GIVEN DATA —
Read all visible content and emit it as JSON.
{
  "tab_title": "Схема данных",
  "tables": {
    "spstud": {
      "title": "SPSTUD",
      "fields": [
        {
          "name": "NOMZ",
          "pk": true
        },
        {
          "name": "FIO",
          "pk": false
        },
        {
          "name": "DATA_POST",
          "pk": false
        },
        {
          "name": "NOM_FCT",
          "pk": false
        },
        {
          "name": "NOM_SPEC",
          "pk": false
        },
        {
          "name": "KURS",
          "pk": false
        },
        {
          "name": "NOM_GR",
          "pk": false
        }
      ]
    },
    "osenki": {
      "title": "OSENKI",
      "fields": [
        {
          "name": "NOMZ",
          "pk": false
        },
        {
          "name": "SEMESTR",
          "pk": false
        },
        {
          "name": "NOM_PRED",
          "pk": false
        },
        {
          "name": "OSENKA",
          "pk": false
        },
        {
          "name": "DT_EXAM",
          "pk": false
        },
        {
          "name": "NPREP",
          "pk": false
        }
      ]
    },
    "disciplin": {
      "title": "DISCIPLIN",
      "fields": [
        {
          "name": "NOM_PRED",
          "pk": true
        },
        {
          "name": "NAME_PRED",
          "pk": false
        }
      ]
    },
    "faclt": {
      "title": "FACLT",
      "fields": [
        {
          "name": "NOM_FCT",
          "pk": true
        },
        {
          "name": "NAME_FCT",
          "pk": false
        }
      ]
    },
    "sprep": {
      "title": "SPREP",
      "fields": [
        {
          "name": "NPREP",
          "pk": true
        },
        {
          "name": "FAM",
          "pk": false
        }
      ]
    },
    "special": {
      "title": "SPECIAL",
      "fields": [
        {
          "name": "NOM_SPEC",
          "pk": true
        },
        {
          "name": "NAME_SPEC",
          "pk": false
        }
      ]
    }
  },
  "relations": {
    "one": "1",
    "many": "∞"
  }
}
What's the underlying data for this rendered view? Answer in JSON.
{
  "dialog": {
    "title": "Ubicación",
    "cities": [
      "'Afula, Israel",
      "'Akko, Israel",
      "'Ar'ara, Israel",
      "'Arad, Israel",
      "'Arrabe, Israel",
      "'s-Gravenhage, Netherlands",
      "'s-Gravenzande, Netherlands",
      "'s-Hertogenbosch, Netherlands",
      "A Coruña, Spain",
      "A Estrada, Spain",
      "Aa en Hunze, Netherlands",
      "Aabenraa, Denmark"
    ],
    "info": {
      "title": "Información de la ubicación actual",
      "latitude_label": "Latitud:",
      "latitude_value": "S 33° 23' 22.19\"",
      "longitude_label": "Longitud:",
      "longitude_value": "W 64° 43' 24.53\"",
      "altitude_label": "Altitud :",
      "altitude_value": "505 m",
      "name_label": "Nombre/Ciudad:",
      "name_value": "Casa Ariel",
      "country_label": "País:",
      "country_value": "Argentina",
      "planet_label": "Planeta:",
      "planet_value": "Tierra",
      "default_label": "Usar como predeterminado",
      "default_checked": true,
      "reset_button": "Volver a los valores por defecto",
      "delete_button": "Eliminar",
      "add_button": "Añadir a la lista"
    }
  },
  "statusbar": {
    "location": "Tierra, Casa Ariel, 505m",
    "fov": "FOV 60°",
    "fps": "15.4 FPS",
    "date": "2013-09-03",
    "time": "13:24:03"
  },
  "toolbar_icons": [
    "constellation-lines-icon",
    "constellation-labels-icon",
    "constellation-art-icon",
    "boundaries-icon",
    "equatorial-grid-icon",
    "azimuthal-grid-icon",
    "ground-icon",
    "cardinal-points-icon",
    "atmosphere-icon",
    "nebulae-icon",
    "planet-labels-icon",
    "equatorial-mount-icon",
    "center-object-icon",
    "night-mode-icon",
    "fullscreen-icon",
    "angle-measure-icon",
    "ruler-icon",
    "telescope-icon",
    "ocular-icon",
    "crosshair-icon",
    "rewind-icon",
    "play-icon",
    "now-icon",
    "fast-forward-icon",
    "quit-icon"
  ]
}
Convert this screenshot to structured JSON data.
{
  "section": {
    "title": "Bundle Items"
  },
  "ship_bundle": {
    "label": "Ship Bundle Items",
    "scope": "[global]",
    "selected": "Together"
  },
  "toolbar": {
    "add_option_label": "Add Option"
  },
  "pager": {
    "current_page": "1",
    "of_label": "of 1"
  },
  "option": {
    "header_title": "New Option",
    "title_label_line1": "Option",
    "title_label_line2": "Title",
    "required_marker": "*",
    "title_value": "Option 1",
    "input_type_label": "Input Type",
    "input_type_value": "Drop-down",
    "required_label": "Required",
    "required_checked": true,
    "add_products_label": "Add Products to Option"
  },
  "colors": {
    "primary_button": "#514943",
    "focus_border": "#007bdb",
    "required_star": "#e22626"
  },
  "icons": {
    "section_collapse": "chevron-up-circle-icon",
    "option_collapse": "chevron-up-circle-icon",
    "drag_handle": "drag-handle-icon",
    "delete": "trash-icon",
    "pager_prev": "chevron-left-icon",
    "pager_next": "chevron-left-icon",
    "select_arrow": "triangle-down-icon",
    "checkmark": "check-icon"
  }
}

EXERCISE AIM — Answer with one number only: how many lines above contain the word "this".

EXERCISE OUTPUT — 2